◆ **Task objective**: Go through the records and give each one again exactly.

◆ **Records provided**:
####################
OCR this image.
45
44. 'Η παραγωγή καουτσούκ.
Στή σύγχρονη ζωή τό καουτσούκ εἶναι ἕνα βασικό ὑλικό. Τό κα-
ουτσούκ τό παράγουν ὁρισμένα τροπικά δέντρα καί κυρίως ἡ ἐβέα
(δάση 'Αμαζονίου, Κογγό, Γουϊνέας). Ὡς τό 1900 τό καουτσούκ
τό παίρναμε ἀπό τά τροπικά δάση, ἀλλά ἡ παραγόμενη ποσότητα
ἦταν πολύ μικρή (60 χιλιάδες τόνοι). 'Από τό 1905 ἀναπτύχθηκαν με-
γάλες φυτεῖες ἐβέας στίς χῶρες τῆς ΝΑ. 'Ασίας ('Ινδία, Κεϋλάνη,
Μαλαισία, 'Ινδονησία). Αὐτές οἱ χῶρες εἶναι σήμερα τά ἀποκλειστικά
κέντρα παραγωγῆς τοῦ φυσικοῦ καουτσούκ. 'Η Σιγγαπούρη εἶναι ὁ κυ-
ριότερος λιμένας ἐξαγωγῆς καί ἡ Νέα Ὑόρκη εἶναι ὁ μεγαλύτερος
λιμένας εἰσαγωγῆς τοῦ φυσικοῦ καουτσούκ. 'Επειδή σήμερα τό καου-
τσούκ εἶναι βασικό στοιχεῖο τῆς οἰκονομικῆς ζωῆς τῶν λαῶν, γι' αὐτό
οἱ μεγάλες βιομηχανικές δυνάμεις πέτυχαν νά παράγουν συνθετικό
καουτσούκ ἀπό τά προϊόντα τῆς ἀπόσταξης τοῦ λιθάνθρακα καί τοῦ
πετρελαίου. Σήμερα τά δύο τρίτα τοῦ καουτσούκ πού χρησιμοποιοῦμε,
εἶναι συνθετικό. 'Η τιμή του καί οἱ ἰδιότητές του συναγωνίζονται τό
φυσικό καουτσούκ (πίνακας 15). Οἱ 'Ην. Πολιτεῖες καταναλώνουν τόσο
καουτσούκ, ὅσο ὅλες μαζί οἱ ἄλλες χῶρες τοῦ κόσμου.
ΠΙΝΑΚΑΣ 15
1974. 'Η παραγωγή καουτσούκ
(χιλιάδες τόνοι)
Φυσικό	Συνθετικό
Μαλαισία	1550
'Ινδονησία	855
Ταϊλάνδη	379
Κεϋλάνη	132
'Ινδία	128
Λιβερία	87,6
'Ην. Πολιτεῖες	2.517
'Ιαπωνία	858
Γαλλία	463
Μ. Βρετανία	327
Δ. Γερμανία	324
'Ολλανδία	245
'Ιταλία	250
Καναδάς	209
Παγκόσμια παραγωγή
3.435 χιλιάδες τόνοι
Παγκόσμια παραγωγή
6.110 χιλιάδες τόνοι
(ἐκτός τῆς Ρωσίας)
####################
◆ **The result**:
OCR this image.
45
44. 'Η παραγωγή καουτσούκ.
Στή σύγχρονη ζωή τό καουτσούκ εἶναι ἕνα βασικό ὑλικό. Τό κα-
ουτσούκ τό παράγουν ὁρισμένα τροπικά δέντρα καί κυρίως ἡ ἐβέα
(δάση 'Αμαζονίου, Κογγό, Γουϊνέας). Ὡς τό 1900 τό καουτσούκ
τό παίρναμε ἀπό τά τροπικά δάση, ἀλλά ἡ παραγόμενη ποσότητα
ἦταν πολύ μικρή (60 χιλιάδες τόνοι). 'Από τό 1905 ἀναπτύχθηκαν με-
γάλες φυτεῖες ἐβέας στίς χῶρες τῆς ΝΑ. 'Ασίας ('Ινδία, Κεϋλάνη,
Μαλαισία, 'Ινδονησία). Αὐτές οἱ χῶρες εἶναι σήμερα τά ἀποκλειστικά
κέντρα παραγωγῆς τοῦ φυσικοῦ καουτσούκ. 'Η Σιγγαπούρη εἶναι ὁ κυ-
ριότερος λιμένας ἐξαγωγῆς καί ἡ Νέα Ὑόρκη εἶναι ὁ μεγαλύτερος
λιμένας εἰσαγωγῆς τοῦ φυσικοῦ καουτσούκ. 'Επειδή σήμερα τό καου-
τσούκ εἶναι βασικό στοιχεῖο τῆς οἰκονομικῆς ζωῆς τῶν λαῶν, γι' αὐτό
οἱ μεγάλες βιομηχανικές δυνάμεις πέτυχαν νά παράγουν συνθετικό
καουτσούκ ἀπό τά προϊόντα τῆς ἀπόσταξης τοῦ λιθάνθρακα καί τοῦ
πετρελαίου. Σήμερα τά δύο τρίτα τοῦ καουτσούκ πού χρησιμοποιοῦμε,
εἶναι συνθετικό. 'Η τιμή του καί οἱ ἰδιότητές του συναγωνίζονται τό
φυσικό καουτσούκ (πίνακας 15). Οἱ 'Ην. Πολιτεῖες καταναλώνουν τόσο
καουτσούκ, ὅσο ὅλες μαζί οἱ ἄλλες χῶρες τοῦ κόσμου.
ΠΙΝΑΚΑΣ 15
1974. 'Η παραγωγή καουτσούκ
(χιλιάδες τόνοι)
Φυσικό	Συνθετικό
Μαλαισία	1550
'Ινδονησία	855
Ταϊλάνδη	379
Κεϋλάνη	132
'Ινδία	128
Λιβερία	87,6
'Ην. Πολιτεῖες	2.517
'Ιαπωνία	858
Γαλλία	463
Μ. Βρετανία	327
Δ. Γερμανία	324
'Ολλανδία	245
'Ιταλία	250
Καναδάς	209
Παγκόσμια παραγωγή
3.435 χιλιάδες τόνοι
Παγκόσμια παραγωγή
6.110 χιλιάδες τόνοι
(ἐκτός τῆς Ρωσίας)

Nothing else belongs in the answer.